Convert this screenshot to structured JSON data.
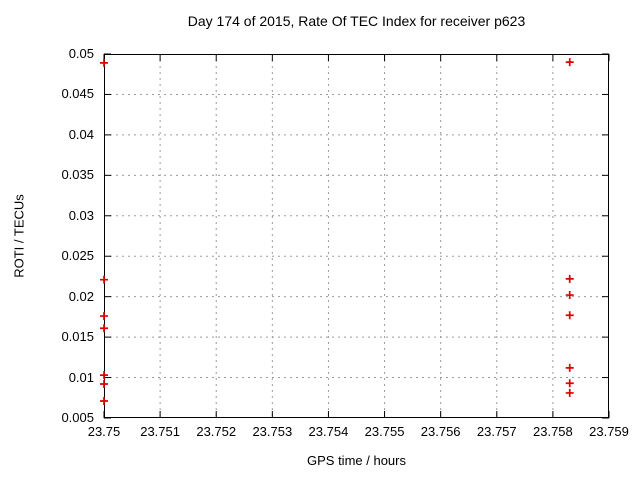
{
  "chart_data": {
    "type": "scatter",
    "title": "Day 174 of 2015, Rate Of TEC Index for receiver p623",
    "xlabel": "GPS time / hours",
    "ylabel": "ROTI / TECUs",
    "xlim": [
      23.75,
      23.759
    ],
    "ylim": [
      0.005,
      0.05
    ],
    "xticks": [
      23.75,
      23.751,
      23.752,
      23.753,
      23.754,
      23.755,
      23.756,
      23.757,
      23.758,
      23.759
    ],
    "xtick_labels": [
      "23.75",
      "23.751",
      "23.752",
      "23.753",
      "23.754",
      "23.755",
      "23.756",
      "23.757",
      "23.758",
      "23.759"
    ],
    "yticks": [
      0.005,
      0.01,
      0.015,
      0.02,
      0.025,
      0.03,
      0.035,
      0.04,
      0.045,
      0.05
    ],
    "ytick_labels": [
      "0.005",
      "0.01",
      "0.015",
      "0.02",
      "0.025",
      "0.03",
      "0.035",
      "0.04",
      "0.045",
      "0.05"
    ],
    "grid": true,
    "legend_visible": false,
    "marker": "plus",
    "colors": {
      "marker": "#dd0000",
      "grid": "#9b9b9b",
      "border": "#000000",
      "background": "#ffffff",
      "text": "#000000"
    },
    "series": [
      {
        "name": "ROTI",
        "points": [
          [
            23.75,
            0.0489
          ],
          [
            23.75,
            0.0221
          ],
          [
            23.75,
            0.0176
          ],
          [
            23.75,
            0.0161
          ],
          [
            23.75,
            0.0103
          ],
          [
            23.75,
            0.0092
          ],
          [
            23.75,
            0.0071
          ],
          [
            23.7583,
            0.049
          ],
          [
            23.7583,
            0.0222
          ],
          [
            23.7583,
            0.0202
          ],
          [
            23.7583,
            0.0177
          ],
          [
            23.7583,
            0.0112
          ],
          [
            23.7583,
            0.0093
          ],
          [
            23.7583,
            0.0081
          ]
        ]
      }
    ]
  }
}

-----

Copy the material above in full and exactly, skipping pictures.

Convert this screenshot to structured JSON data.
{
  "chart_data": {
    "type": "scatter",
    "title": "Day 174 of 2015, Rate Of TEC Index for receiver p623",
    "xlabel": "GPS time / hours",
    "ylabel": "ROTI / TECUs",
    "xlim": [
      23.75,
      23.759
    ],
    "ylim": [
      0.005,
      0.05
    ],
    "xticks": [
      23.75,
      23.751,
      23.752,
      23.753,
      23.754,
      23.755,
      23.756,
      23.757,
      23.758,
      23.759
    ],
    "xtick_labels": [
      "23.75",
      "23.751",
      "23.752",
      "23.753",
      "23.754",
      "23.755",
      "23.756",
      "23.757",
      "23.758",
      "23.759"
    ],
    "yticks": [
      0.005,
      0.01,
      0.015,
      0.02,
      0.025,
      0.03,
      0.035,
      0.04,
      0.045,
      0.05
    ],
    "ytick_labels": [
      "0.005",
      "0.01",
      "0.015",
      "0.02",
      "0.025",
      "0.03",
      "0.035",
      "0.04",
      "0.045",
      "0.05"
    ],
    "grid": true,
    "legend_visible": false,
    "marker": "plus",
    "colors": {
      "marker": "#dd0000",
      "grid": "#9b9b9b",
      "border": "#000000",
      "background": "#ffffff",
      "text": "#000000"
    },
    "series": [
      {
        "name": "ROTI",
        "points": [
          [
            23.75,
            0.0489
          ],
          [
            23.75,
            0.0221
          ],
          [
            23.75,
            0.0176
          ],
          [
            23.75,
            0.0161
          ],
          [
            23.75,
            0.0103
          ],
          [
            23.75,
            0.0092
          ],
          [
            23.75,
            0.0071
          ],
          [
            23.7583,
            0.049
          ],
          [
            23.7583,
            0.0222
          ],
          [
            23.7583,
            0.0202
          ],
          [
            23.7583,
            0.0177
          ],
          [
            23.7583,
            0.0112
          ],
          [
            23.7583,
            0.0093
          ],
          [
            23.7583,
            0.0081
          ]
        ]
      }
    ]
  }
}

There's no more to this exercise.